= Exercise requirements =
Scan the records below. List lines holding "name".

= Exercise materials =

* * *

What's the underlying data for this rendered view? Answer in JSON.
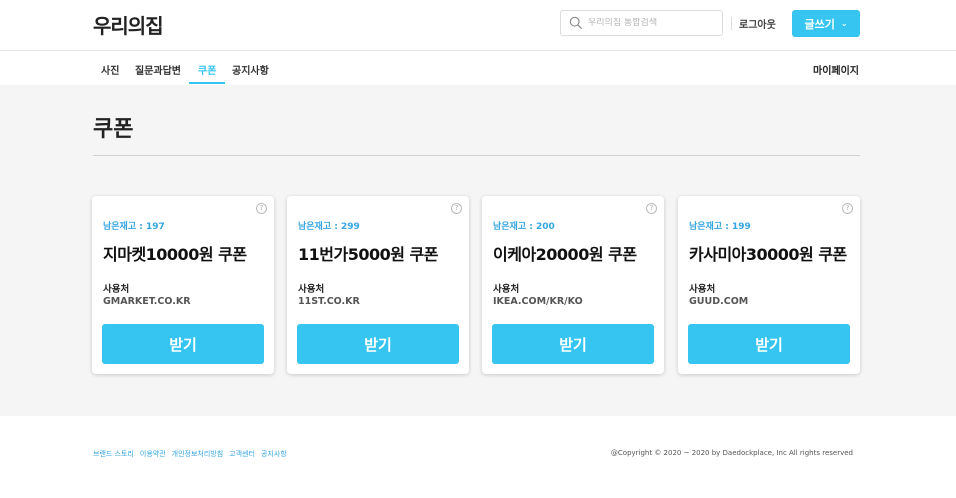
{
  "header": {
    "logo": "우리의집",
    "search_placeholder": "우리의집 통합검색",
    "logout": "로그아웃",
    "write_button": "글쓰기",
    "write_chevron": "⌄"
  },
  "subnav": {
    "items": [
      {
        "label": "사진",
        "active": false
      },
      {
        "label": "질문과답변",
        "active": false
      },
      {
        "label": "쿠폰",
        "active": true
      },
      {
        "label": "공지사항",
        "active": false
      }
    ],
    "mypage": "마이페이지"
  },
  "main": {
    "title": "쿠폰",
    "stock_prefix": "남은재고 : ",
    "usage_label": "사용처",
    "get_button": "받기",
    "help_icon": "?",
    "coupons": [
      {
        "stock": "197",
        "name": "지마켓10000원 쿠폰",
        "usage": "GMARKET.CO.KR"
      },
      {
        "stock": "299",
        "name": "11번가5000원 쿠폰",
        "usage": "11ST.CO.KR"
      },
      {
        "stock": "200",
        "name": "이케아20000원 쿠폰",
        "usage": "IKEA.COM/KR/KO"
      },
      {
        "stock": "199",
        "name": "카사미아30000원 쿠폰",
        "usage": "GUUD.COM"
      }
    ]
  },
  "footer": {
    "links": [
      "브랜드 스토리",
      "이용약관",
      "개인정보처리방침",
      "고객센터",
      "공지사항"
    ],
    "copyright": "@Copyright © 2020 ~ 2020 by Daedockplace, Inc All rights reserved"
  },
  "colors": {
    "accent": "#35c5f0",
    "stock_text": "#35a5e0",
    "main_bg": "#f5f5f5"
  }
}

* * *

= Complete output =
        "name": "지마켓10000원 쿠폰",
        "name": "11번가5000원 쿠폰",
        "name": "이케아20000원 쿠폰",
        "name": "카사미아30000원 쿠폰",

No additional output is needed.